begin DATASET RECORDS

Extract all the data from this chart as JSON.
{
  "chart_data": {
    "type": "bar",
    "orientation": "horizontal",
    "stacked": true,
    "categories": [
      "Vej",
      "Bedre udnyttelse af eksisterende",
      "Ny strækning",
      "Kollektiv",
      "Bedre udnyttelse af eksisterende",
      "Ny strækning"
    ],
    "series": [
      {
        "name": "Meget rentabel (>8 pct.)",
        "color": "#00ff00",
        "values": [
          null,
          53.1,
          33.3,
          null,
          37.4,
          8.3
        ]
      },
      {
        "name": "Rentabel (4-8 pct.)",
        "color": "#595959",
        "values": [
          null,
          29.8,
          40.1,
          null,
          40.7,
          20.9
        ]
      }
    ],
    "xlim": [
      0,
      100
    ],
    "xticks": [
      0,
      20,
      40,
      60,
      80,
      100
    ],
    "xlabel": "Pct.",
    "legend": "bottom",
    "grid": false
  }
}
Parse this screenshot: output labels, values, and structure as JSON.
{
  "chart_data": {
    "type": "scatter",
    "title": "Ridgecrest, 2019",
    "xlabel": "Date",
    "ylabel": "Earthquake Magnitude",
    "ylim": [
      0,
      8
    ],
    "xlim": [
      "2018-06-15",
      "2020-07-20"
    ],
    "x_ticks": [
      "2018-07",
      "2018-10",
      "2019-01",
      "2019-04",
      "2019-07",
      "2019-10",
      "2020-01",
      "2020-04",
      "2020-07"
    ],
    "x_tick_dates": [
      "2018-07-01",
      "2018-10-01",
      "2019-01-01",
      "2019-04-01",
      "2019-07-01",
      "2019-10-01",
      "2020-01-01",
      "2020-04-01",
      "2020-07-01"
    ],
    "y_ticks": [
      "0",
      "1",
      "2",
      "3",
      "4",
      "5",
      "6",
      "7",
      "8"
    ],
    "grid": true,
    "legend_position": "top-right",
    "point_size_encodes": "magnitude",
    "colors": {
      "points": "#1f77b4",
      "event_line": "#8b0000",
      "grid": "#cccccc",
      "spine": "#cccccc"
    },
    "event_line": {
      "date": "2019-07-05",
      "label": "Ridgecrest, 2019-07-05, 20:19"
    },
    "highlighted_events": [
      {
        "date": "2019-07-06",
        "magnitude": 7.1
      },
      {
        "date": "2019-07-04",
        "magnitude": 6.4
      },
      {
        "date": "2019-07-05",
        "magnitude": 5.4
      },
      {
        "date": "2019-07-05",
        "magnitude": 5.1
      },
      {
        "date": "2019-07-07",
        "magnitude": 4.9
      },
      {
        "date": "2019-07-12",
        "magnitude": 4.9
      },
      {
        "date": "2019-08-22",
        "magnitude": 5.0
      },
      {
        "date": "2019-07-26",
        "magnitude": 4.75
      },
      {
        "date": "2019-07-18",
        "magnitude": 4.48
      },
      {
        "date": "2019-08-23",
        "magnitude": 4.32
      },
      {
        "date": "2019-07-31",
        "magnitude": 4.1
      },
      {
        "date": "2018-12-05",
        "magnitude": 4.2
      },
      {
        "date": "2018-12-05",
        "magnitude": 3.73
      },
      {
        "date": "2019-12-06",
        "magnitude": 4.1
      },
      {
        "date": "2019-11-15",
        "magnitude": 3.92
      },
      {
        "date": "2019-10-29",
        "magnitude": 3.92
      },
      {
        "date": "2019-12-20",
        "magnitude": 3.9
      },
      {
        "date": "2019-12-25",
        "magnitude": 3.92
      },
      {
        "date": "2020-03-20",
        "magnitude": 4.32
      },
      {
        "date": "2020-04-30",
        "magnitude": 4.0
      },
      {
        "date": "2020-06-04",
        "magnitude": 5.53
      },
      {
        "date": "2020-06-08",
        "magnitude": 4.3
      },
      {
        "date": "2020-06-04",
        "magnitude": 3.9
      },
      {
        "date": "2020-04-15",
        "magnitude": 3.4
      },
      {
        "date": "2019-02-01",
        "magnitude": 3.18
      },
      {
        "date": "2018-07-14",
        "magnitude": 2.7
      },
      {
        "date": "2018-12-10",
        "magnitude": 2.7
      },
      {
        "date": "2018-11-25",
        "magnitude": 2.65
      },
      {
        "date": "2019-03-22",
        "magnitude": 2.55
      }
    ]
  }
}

end DATASET RECORDS

TASK REQUIREMENTS: Copy out the full set of records precisely, leaving nothing out.

SOLUTION BELOW:
Extract all the data from this chart as JSON.
{
  "chart_data": {
    "type": "bar",
    "orientation": "horizontal",
    "stacked": true,
    "categories": [
      "Vej",
      "Bedre udnyttelse af eksisterende",
      "Ny strækning",
      "Kollektiv",
      "Bedre udnyttelse af eksisterende",
      "Ny strækning"
    ],
    "series": [
      {
        "name": "Meget rentabel (>8 pct.)",
        "color": "#00ff00",
        "values": [
          null,
          53.1,
          33.3,
          null,
          37.4,
          8.3
        ]
      },
      {
        "name": "Rentabel (4-8 pct.)",
        "color": "#595959",
        "values": [
          null,
          29.8,
          40.1,
          null,
          40.7,
          20.9
        ]
      }
    ],
    "xlim": [
      0,
      100
    ],
    "xticks": [
      0,
      20,
      40,
      60,
      80,
      100
    ],
    "xlabel": "Pct.",
    "legend": "bottom",
    "grid": false
  }
}
Parse this screenshot: output labels, values, and structure as JSON.
{
  "chart_data": {
    "type": "scatter",
    "title": "Ridgecrest, 2019",
    "xlabel": "Date",
    "ylabel": "Earthquake Magnitude",
    "ylim": [
      0,
      8
    ],
    "xlim": [
      "2018-06-15",
      "2020-07-20"
    ],
    "x_ticks": [
      "2018-07",
      "2018-10",
      "2019-01",
      "2019-04",
      "2019-07",
      "2019-10",
      "2020-01",
      "2020-04",
      "2020-07"
    ],
    "x_tick_dates": [
      "2018-07-01",
      "2018-10-01",
      "2019-01-01",
      "2019-04-01",
      "2019-07-01",
      "2019-10-01",
      "2020-01-01",
      "2020-04-01",
      "2020-07-01"
    ],
    "y_ticks": [
      "0",
      "1",
      "2",
      "3",
      "4",
      "5",
      "6",
      "7",
      "8"
    ],
    "grid": true,
    "legend_position": "top-right",
    "point_size_encodes": "magnitude",
    "colors": {
      "points": "#1f77b4",
      "event_line": "#8b0000",
      "grid": "#cccccc",
      "spine": "#cccccc"
    },
    "event_line": {
      "date": "2019-07-05",
      "label": "Ridgecrest, 2019-07-05, 20:19"
    },
    "highlighted_events": [
      {
        "date": "2019-07-06",
        "magnitude": 7.1
      },
      {
        "date": "2019-07-04",
        "magnitude": 6.4
      },
      {
        "date": "2019-07-05",
        "magnitude": 5.4
      },
      {
        "date": "2019-07-05",
        "magnitude": 5.1
      },
      {
        "date": "2019-07-07",
        "magnitude": 4.9
      },
      {
        "date": "2019-07-12",
        "magnitude": 4.9
      },
      {
        "date": "2019-08-22",
        "magnitude": 5.0
      },
      {
        "date": "2019-07-26",
        "magnitude": 4.75
      },
      {
        "date": "2019-07-18",
        "magnitude": 4.48
      },
      {
        "date": "2019-08-23",
        "magnitude": 4.32
      },
      {
        "date": "2019-07-31",
        "magnitude": 4.1
      },
      {
        "date": "2018-12-05",
        "magnitude": 4.2
      },
      {
        "date": "2018-12-05",
        "magnitude": 3.73
      },
      {
        "date": "2019-12-06",
        "magnitude": 4.1
      },
      {
        "date": "2019-11-15",
        "magnitude": 3.92
      },
      {
        "date": "2019-10-29",
        "magnitude": 3.92
      },
      {
        "date": "2019-12-20",
        "magnitude": 3.9
      },
      {
        "date": "2019-12-25",
        "magnitude": 3.92
      },
      {
        "date": "2020-03-20",
        "magnitude": 4.32
      },
      {
        "date": "2020-04-30",
        "magnitude": 4.0
      },
      {
        "date": "2020-06-04",
        "magnitude": 5.53
      },
      {
        "date": "2020-06-08",
        "magnitude": 4.3
      },
      {
        "date": "2020-06-04",
        "magnitude": 3.9
      },
      {
        "date": "2020-04-15",
        "magnitude": 3.4
      },
      {
        "date": "2019-02-01",
        "magnitude": 3.18
      },
      {
        "date": "2018-07-14",
        "magnitude": 2.7
      },
      {
        "date": "2018-12-10",
        "magnitude": 2.7
      },
      {
        "date": "2018-11-25",
        "magnitude": 2.65
      },
      {
        "date": "2019-03-22",
        "magnitude": 2.55
      }
    ]
  }
}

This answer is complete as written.